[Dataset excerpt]

------------

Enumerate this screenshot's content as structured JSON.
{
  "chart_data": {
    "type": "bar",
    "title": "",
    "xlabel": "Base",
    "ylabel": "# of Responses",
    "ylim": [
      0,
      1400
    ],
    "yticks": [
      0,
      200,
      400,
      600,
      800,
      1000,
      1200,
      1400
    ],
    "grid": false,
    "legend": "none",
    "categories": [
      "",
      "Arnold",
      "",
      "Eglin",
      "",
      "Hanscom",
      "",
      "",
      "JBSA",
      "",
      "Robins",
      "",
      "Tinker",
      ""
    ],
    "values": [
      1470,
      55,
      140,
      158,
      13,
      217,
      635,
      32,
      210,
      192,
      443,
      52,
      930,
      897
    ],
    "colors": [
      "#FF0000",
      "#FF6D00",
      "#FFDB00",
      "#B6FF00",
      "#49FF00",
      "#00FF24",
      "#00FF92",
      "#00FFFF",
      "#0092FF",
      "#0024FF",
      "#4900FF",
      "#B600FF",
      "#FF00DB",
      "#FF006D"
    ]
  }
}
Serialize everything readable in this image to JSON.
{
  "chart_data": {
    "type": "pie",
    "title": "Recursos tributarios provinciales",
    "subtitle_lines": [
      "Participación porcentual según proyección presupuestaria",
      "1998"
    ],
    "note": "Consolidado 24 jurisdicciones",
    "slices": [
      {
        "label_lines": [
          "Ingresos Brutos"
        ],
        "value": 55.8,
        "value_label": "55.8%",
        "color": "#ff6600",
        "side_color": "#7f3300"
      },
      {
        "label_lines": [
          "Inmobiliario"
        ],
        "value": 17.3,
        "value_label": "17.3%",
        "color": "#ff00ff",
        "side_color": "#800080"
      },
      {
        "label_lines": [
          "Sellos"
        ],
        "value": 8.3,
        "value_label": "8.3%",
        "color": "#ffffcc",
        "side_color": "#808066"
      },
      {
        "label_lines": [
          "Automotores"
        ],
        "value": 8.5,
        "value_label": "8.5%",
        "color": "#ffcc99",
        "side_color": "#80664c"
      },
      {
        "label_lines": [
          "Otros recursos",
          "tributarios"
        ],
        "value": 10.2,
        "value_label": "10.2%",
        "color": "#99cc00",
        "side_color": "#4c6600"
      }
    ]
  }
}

------------

== EXERCISE TASK ==
Only the number is required: the count of lines containing the word "this".

== EXERCISE ANSWER ==
2